◆ Task goal ◆
Transcribe all of the records word for word, but omit the pictures.

Stored data entries:
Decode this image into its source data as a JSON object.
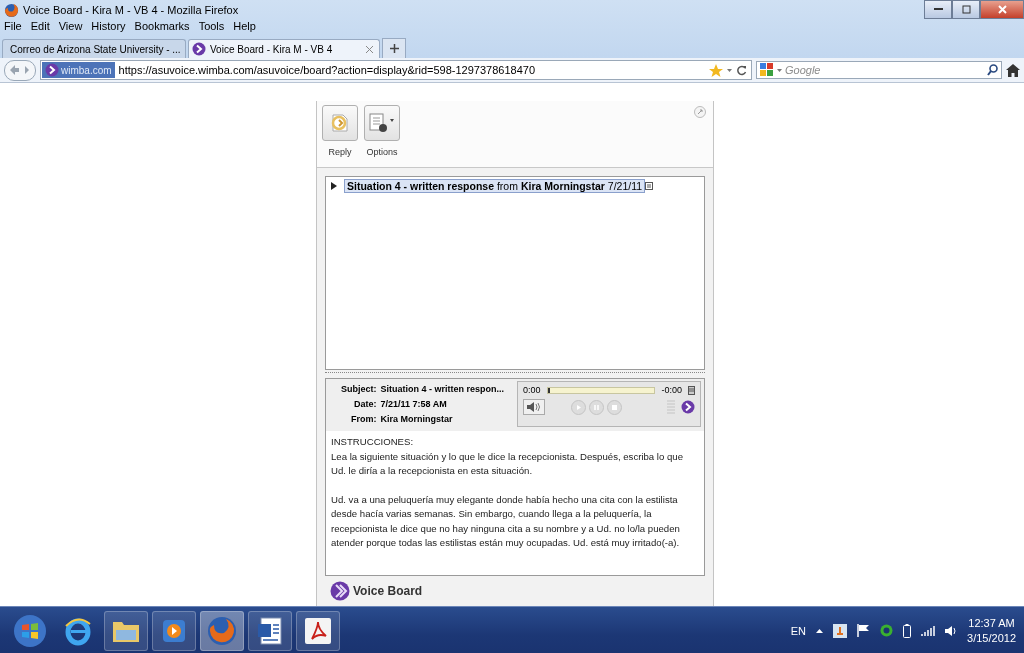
{
  "window": {
    "title": "Voice Board - Kira M - VB 4 - Mozilla Firefox"
  },
  "menu": [
    "File",
    "Edit",
    "View",
    "History",
    "Bookmarks",
    "Tools",
    "Help"
  ],
  "tabs": [
    {
      "label": "Correo de Arizona State University - ...",
      "selected": false
    },
    {
      "label": "Voice Board - Kira M - VB 4",
      "selected": true
    }
  ],
  "address": {
    "site_badge": "wimba.com",
    "url": "https://asuvoice.wimba.com/asuvoice/board?action=display&rid=598-1297378618470"
  },
  "search": {
    "placeholder": "Google"
  },
  "toolbar": [
    {
      "label": "Reply",
      "kind": "reply"
    },
    {
      "label": "Options",
      "kind": "options"
    }
  ],
  "threads": [
    {
      "text": "**Situation 4 - written response** from **Kira Morningstar** 7/21/11",
      "selected": true,
      "expanded": false
    }
  ],
  "message": {
    "fields": [
      {
        "label": "Subject:",
        "value": "Situation 4 - written respon..."
      },
      {
        "label": "Date:",
        "value": "7/21/11 7:58 AM"
      },
      {
        "label": "From:",
        "value": "Kira Morningstar"
      }
    ],
    "player": {
      "elapsed": "0:00",
      "remaining": "-0:00",
      "level": 0.02
    },
    "body": [
      "INSTRUCCIONES:\nLea la siguiente situación y lo que le dice la recepcionista.  Después, escriba lo que Ud. le diría a la recepcionista en esta situación.",
      "Ud. va a una peluquería muy elegante donde había hecho una cita con la estilista desde hacía varias semanas. Sin embargo, cuando llega a la peluquería, la recepcionista le dice que no hay ninguna cita a su nombre y a Ud. no lo/la pueden atender porque todas las estilistas están muy ocupadas.  Ud. está muy irritado(-a)."
    ]
  },
  "footer": {
    "brand": "Voice Board"
  },
  "taskbar": {
    "items": [
      {
        "kind": "start",
        "selected": false
      },
      {
        "kind": "ie",
        "selected": false
      },
      {
        "kind": "folder",
        "selected": false
      },
      {
        "kind": "media",
        "selected": false
      },
      {
        "kind": "firefox",
        "selected": true
      },
      {
        "kind": "word",
        "selected": false
      },
      {
        "kind": "acrobat",
        "selected": false
      }
    ],
    "language": "EN",
    "time": "12:37 AM",
    "date": "3/15/2012"
  }
}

◆ Task solution ◆
Decode this image into its source data as a JSON object.
{
  "window": {
    "title": "Voice Board - Kira M - VB 4 - Mozilla Firefox"
  },
  "menu": [
    "File",
    "Edit",
    "View",
    "History",
    "Bookmarks",
    "Tools",
    "Help"
  ],
  "tabs": [
    {
      "label": "Correo de Arizona State University - ...",
      "selected": false
    },
    {
      "label": "Voice Board - Kira M - VB 4",
      "selected": true
    }
  ],
  "address": {
    "site_badge": "wimba.com",
    "url": "https://asuvoice.wimba.com/asuvoice/board?action=display&rid=598-1297378618470"
  },
  "search": {
    "placeholder": "Google"
  },
  "toolbar": [
    {
      "label": "Reply",
      "kind": "reply"
    },
    {
      "label": "Options",
      "kind": "options"
    }
  ],
  "threads": [
    {
      "text": "**Situation 4 - written response** from **Kira Morningstar** 7/21/11",
      "selected": true,
      "expanded": false
    }
  ],
  "message": {
    "fields": [
      {
        "label": "Subject:",
        "value": "Situation 4 - written respon..."
      },
      {
        "label": "Date:",
        "value": "7/21/11 7:58 AM"
      },
      {
        "label": "From:",
        "value": "Kira Morningstar"
      }
    ],
    "player": {
      "elapsed": "0:00",
      "remaining": "-0:00",
      "level": 0.02
    },
    "body": [
      "INSTRUCCIONES:\nLea la siguiente situación y lo que le dice la recepcionista.  Después, escriba lo que Ud. le diría a la recepcionista en esta situación.",
      "Ud. va a una peluquería muy elegante donde había hecho una cita con la estilista desde hacía varias semanas. Sin embargo, cuando llega a la peluquería, la recepcionista le dice que no hay ninguna cita a su nombre y a Ud. no lo/la pueden atender porque todas las estilistas están muy ocupadas.  Ud. está muy irritado(-a)."
    ]
  },
  "footer": {
    "brand": "Voice Board"
  },
  "taskbar": {
    "items": [
      {
        "kind": "start",
        "selected": false
      },
      {
        "kind": "ie",
        "selected": false
      },
      {
        "kind": "folder",
        "selected": false
      },
      {
        "kind": "media",
        "selected": false
      },
      {
        "kind": "firefox",
        "selected": true
      },
      {
        "kind": "word",
        "selected": false
      },
      {
        "kind": "acrobat",
        "selected": false
      }
    ],
    "language": "EN",
    "time": "12:37 AM",
    "date": "3/15/2012"
  }
}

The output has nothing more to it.